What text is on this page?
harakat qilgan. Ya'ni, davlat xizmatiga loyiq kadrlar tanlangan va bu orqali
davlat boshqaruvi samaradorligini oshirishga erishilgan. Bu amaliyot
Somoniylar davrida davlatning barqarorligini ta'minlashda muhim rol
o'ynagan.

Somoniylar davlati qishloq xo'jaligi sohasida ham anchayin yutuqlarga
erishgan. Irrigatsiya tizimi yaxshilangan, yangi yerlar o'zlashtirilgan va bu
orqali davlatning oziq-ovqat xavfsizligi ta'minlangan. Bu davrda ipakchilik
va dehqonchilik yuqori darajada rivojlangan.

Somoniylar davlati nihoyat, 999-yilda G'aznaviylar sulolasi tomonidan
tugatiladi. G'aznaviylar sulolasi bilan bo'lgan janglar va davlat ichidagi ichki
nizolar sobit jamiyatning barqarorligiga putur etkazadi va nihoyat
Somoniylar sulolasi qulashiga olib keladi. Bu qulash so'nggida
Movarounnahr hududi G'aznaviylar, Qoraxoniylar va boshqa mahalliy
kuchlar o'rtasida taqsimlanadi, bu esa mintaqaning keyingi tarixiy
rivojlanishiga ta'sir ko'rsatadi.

++++++

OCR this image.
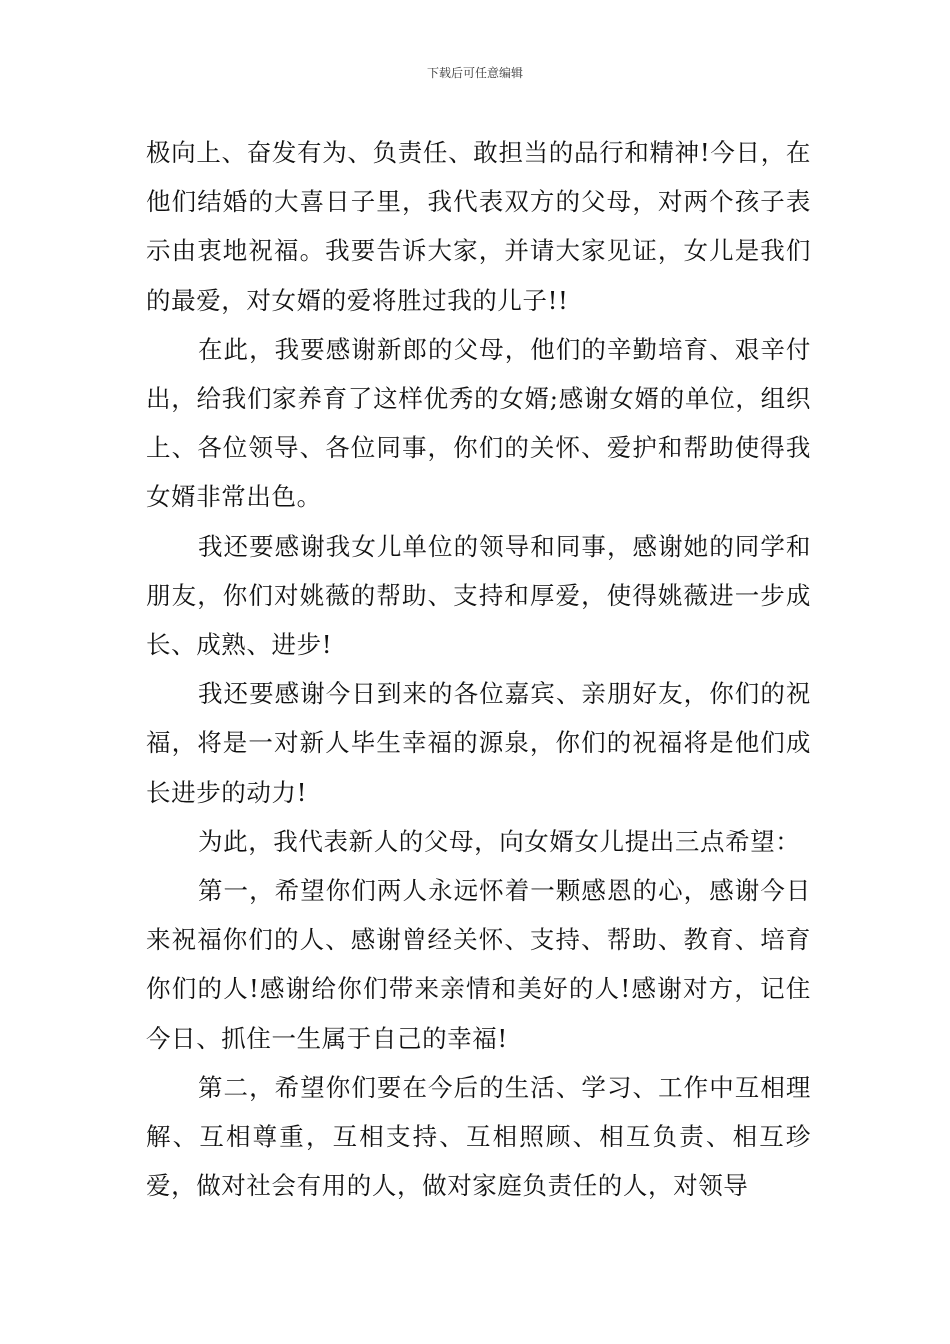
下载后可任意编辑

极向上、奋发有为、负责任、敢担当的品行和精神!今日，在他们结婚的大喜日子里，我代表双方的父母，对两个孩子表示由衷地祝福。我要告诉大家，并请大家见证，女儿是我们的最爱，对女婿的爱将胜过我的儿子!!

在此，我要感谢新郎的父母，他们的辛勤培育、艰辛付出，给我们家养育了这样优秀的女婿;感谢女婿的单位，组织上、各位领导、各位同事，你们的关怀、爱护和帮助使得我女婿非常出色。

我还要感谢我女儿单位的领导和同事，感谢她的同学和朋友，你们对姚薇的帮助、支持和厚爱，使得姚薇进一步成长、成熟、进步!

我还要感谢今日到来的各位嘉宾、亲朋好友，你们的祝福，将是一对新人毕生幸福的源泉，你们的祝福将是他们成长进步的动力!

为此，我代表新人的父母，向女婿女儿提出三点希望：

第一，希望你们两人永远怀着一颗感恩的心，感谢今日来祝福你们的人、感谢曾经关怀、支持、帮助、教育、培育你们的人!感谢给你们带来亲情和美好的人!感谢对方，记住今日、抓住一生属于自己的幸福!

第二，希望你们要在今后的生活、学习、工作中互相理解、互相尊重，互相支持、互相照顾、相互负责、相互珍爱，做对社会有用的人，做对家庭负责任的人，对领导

++++++

Goal: Identify and extract each line of the listing that contains "sulolasi".

Solution to the exercise:
Somoniylar davlati nihoyat, 999-yilda G'aznaviylar sulolasi tomonidan
tugatiladi. G'aznaviylar sulolasi bilan bo'lgan janglar va davlat ichidagi ichki
Somoniylar sulolasi qulashiga olib keladi. Bu qulash so'nggida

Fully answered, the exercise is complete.